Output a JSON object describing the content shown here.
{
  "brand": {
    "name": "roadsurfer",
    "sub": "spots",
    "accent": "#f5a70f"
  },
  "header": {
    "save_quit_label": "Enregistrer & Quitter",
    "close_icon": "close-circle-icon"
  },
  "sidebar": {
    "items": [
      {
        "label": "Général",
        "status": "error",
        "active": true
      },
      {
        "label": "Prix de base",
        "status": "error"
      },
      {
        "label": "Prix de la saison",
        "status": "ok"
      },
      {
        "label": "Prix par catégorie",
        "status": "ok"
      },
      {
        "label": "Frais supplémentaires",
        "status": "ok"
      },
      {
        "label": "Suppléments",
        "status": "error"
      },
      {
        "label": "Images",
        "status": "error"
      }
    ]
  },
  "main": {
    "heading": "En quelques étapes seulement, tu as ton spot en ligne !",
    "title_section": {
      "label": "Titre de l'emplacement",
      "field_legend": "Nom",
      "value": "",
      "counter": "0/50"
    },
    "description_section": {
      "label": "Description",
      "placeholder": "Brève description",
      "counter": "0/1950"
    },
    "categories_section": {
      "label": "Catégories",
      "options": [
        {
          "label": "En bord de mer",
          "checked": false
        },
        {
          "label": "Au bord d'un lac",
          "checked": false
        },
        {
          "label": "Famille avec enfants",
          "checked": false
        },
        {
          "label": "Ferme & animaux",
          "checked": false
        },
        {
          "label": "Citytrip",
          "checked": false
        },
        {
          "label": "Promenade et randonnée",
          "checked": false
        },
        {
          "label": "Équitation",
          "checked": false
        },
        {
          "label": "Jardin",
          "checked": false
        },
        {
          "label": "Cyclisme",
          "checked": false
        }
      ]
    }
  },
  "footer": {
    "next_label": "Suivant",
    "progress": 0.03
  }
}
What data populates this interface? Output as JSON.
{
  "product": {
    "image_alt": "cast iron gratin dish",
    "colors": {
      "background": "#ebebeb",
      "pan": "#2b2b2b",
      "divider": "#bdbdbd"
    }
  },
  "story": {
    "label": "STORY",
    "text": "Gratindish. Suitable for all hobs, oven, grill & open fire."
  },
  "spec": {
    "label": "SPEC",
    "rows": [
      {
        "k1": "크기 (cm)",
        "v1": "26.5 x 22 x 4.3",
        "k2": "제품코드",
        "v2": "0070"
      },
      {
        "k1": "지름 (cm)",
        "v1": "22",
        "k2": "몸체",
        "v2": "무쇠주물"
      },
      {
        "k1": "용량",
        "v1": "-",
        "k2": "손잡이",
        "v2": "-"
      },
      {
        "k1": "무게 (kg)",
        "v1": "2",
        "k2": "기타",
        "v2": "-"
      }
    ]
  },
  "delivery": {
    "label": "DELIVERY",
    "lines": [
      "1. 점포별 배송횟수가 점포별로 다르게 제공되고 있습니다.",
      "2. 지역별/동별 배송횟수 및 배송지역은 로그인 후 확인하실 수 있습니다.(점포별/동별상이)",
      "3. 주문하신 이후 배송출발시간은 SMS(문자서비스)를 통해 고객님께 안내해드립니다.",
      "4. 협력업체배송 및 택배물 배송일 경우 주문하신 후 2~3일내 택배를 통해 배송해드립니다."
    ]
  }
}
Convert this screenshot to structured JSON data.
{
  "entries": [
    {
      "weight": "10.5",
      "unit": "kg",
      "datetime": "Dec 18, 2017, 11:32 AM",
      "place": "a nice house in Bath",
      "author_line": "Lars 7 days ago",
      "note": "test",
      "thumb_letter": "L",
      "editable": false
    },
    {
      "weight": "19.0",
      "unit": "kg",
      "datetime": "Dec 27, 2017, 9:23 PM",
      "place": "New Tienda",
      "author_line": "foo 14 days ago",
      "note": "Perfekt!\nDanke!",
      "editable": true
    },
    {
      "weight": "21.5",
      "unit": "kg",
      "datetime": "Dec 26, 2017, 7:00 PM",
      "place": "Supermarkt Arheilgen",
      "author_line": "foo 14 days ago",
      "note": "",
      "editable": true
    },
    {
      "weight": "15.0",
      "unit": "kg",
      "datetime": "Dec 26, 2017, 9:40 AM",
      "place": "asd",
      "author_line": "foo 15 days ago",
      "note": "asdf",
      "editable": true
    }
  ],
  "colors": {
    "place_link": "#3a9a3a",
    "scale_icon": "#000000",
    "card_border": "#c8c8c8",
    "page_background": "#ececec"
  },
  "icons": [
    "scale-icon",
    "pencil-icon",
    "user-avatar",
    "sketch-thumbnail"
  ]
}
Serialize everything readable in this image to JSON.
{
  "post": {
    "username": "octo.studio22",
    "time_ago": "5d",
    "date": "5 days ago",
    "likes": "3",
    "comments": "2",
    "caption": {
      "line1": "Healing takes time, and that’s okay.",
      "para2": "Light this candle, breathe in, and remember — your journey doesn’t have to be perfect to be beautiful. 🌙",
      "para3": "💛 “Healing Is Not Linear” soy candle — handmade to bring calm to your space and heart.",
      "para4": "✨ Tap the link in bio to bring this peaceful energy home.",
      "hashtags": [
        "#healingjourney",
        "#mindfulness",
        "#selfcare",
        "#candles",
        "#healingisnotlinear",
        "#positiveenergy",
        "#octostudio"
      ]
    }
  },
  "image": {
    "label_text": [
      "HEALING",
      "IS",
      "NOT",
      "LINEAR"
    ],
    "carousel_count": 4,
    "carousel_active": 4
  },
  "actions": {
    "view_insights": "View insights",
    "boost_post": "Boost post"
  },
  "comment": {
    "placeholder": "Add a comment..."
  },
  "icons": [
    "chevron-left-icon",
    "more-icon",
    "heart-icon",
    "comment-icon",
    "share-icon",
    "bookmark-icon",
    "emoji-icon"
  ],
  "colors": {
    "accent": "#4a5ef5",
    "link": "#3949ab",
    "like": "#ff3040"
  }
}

——

- **TASK REQUIREMENTS**:
Everything in the listing above should be restated exactly.

- **TASK OUTPUT**:
Output a JSON object describing the content shown here.
{
  "brand": {
    "name": "roadsurfer",
    "sub": "spots",
    "accent": "#f5a70f"
  },
  "header": {
    "save_quit_label": "Enregistrer & Quitter",
    "close_icon": "close-circle-icon"
  },
  "sidebar": {
    "items": [
      {
        "label": "Général",
        "status": "error",
        "active": true
      },
      {
        "label": "Prix de base",
        "status": "error"
      },
      {
        "label": "Prix de la saison",
        "status": "ok"
      },
      {
        "label": "Prix par catégorie",
        "status": "ok"
      },
      {
        "label": "Frais supplémentaires",
        "status": "ok"
      },
      {
        "label": "Suppléments",
        "status": "error"
      },
      {
        "label": "Images",
        "status": "error"
      }
    ]
  },
  "main": {
    "heading": "En quelques étapes seulement, tu as ton spot en ligne !",
    "title_section": {
      "label": "Titre de l'emplacement",
      "field_legend": "Nom",
      "value": "",
      "counter": "0/50"
    },
    "description_section": {
      "label": "Description",
      "placeholder": "Brève description",
      "counter": "0/1950"
    },
    "categories_section": {
      "label": "Catégories",
      "options": [
        {
          "label": "En bord de mer",
          "checked": false
        },
        {
          "label": "Au bord d'un lac",
          "checked": false
        },
        {
          "label": "Famille avec enfants",
          "checked": false
        },
        {
          "label": "Ferme & animaux",
          "checked": false
        },
        {
          "label": "Citytrip",
          "checked": false
        },
        {
          "label": "Promenade et randonnée",
          "checked": false
        },
        {
          "label": "Équitation",
          "checked": false
        },
        {
          "label": "Jardin",
          "checked": false
        },
        {
          "label": "Cyclisme",
          "checked": false
        }
      ]
    }
  },
  "footer": {
    "next_label": "Suivant",
    "progress": 0.03
  }
}
What data populates this interface? Output as JSON.
{
  "product": {
    "image_alt": "cast iron gratin dish",
    "colors": {
      "background": "#ebebeb",
      "pan": "#2b2b2b",
      "divider": "#bdbdbd"
    }
  },
  "story": {
    "label": "STORY",
    "text": "Gratindish. Suitable for all hobs, oven, grill & open fire."
  },
  "spec": {
    "label": "SPEC",
    "rows": [
      {
        "k1": "크기 (cm)",
        "v1": "26.5 x 22 x 4.3",
        "k2": "제품코드",
        "v2": "0070"
      },
      {
        "k1": "지름 (cm)",
        "v1": "22",
        "k2": "몸체",
        "v2": "무쇠주물"
      },
      {
        "k1": "용량",
        "v1": "-",
        "k2": "손잡이",
        "v2": "-"
      },
      {
        "k1": "무게 (kg)",
        "v1": "2",
        "k2": "기타",
        "v2": "-"
      }
    ]
  },
  "delivery": {
    "label": "DELIVERY",
    "lines": [
      "1. 점포별 배송횟수가 점포별로 다르게 제공되고 있습니다.",
      "2. 지역별/동별 배송횟수 및 배송지역은 로그인 후 확인하실 수 있습니다.(점포별/동별상이)",
      "3. 주문하신 이후 배송출발시간은 SMS(문자서비스)를 통해 고객님께 안내해드립니다.",
      "4. 협력업체배송 및 택배물 배송일 경우 주문하신 후 2~3일내 택배를 통해 배송해드립니다."
    ]
  }
}
Convert this screenshot to structured JSON data.
{
  "entries": [
    {
      "weight": "10.5",
      "unit": "kg",
      "datetime": "Dec 18, 2017, 11:32 AM",
      "place": "a nice house in Bath",
      "author_line": "Lars 7 days ago",
      "note": "test",
      "thumb_letter": "L",
      "editable": false
    },
    {
      "weight": "19.0",
      "unit": "kg",
      "datetime": "Dec 27, 2017, 9:23 PM",
      "place": "New Tienda",
      "author_line": "foo 14 days ago",
      "note": "Perfekt!\nDanke!",
      "editable": true
    },
    {
      "weight": "21.5",
      "unit": "kg",
      "datetime": "Dec 26, 2017, 7:00 PM",
      "place": "Supermarkt Arheilgen",
      "author_line": "foo 14 days ago",
      "note": "",
      "editable": true
    },
    {
      "weight": "15.0",
      "unit": "kg",
      "datetime": "Dec 26, 2017, 9:40 AM",
      "place": "asd",
      "author_line": "foo 15 days ago",
      "note": "asdf",
      "editable": true
    }
  ],
  "colors": {
    "place_link": "#3a9a3a",
    "scale_icon": "#000000",
    "card_border": "#c8c8c8",
    "page_background": "#ececec"
  },
  "icons": [
    "scale-icon",
    "pencil-icon",
    "user-avatar",
    "sketch-thumbnail"
  ]
}
Serialize everything readable in this image to JSON.
{
  "post": {
    "username": "octo.studio22",
    "time_ago": "5d",
    "date": "5 days ago",
    "likes": "3",
    "comments": "2",
    "caption": {
      "line1": "Healing takes time, and that’s okay.",
      "para2": "Light this candle, breathe in, and remember — your journey doesn’t have to be perfect to be beautiful. 🌙",
      "para3": "💛 “Healing Is Not Linear” soy candle — handmade to bring calm to your space and heart.",
      "para4": "✨ Tap the link in bio to bring this peaceful energy home.",
      "hashtags": [
        "#healingjourney",
        "#mindfulness",
        "#selfcare",
        "#candles",
        "#healingisnotlinear",
        "#positiveenergy",
        "#octostudio"
      ]
    }
  },
  "image": {
    "label_text": [
      "HEALING",
      "IS",
      "NOT",
      "LINEAR"
    ],
    "carousel_count": 4,
    "carousel_active": 4
  },
  "actions": {
    "view_insights": "View insights",
    "boost_post": "Boost post"
  },
  "comment": {
    "placeholder": "Add a comment..."
  },
  "icons": [
    "chevron-left-icon",
    "more-icon",
    "heart-icon",
    "comment-icon",
    "share-icon",
    "bookmark-icon",
    "emoji-icon"
  ],
  "colors": {
    "accent": "#4a5ef5",
    "link": "#3949ab",
    "like": "#ff3040"
  }
}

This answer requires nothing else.